- INPUT FOR THIS TASK:
▼▼▼
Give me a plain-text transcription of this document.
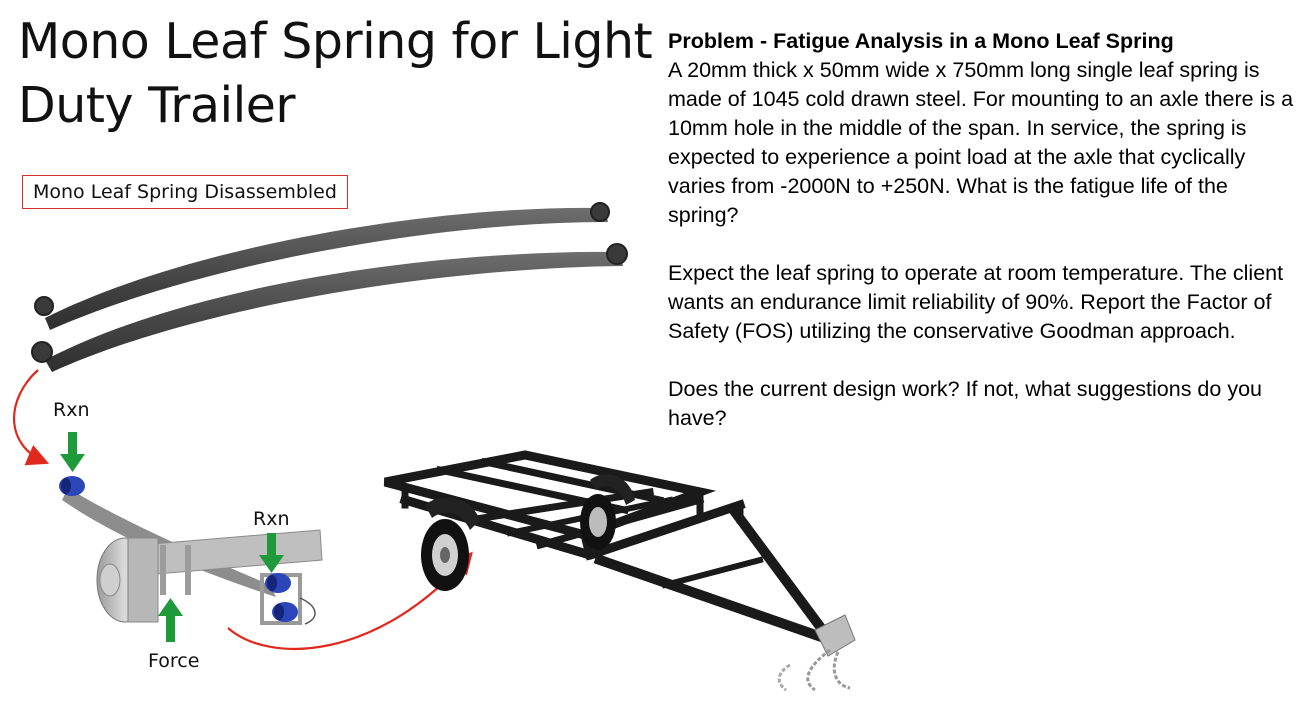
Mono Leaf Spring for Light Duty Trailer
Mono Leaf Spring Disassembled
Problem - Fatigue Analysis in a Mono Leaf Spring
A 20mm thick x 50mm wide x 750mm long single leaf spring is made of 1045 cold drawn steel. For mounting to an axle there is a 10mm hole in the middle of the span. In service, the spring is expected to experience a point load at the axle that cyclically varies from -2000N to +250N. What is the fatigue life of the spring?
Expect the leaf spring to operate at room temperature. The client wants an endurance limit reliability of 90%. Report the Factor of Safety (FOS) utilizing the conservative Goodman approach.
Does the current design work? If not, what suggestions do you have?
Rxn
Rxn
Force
▲▲▲
All records must be output exactly as they are, except for the pictures, which are left out.

Give me a plain-text transcription of this document.
Mono Leaf Spring for Light Duty Trailer
Mono Leaf Spring Disassembled
Problem - Fatigue Analysis in a Mono Leaf Spring
A 20mm thick x 50mm wide x 750mm long single leaf spring is made of 1045 cold drawn steel. For mounting to an axle there is a 10mm hole in the middle of the span. In service, the spring is expected to experience a point load at the axle that cyclically varies from -2000N to +250N. What is the fatigue life of the spring?
Expect the leaf spring to operate at room temperature. The client wants an endurance limit reliability of 90%. Report the Factor of Safety (FOS) utilizing the conservative Goodman approach.
Does the current design work? If not, what suggestions do you have?
Rxn
Rxn
Force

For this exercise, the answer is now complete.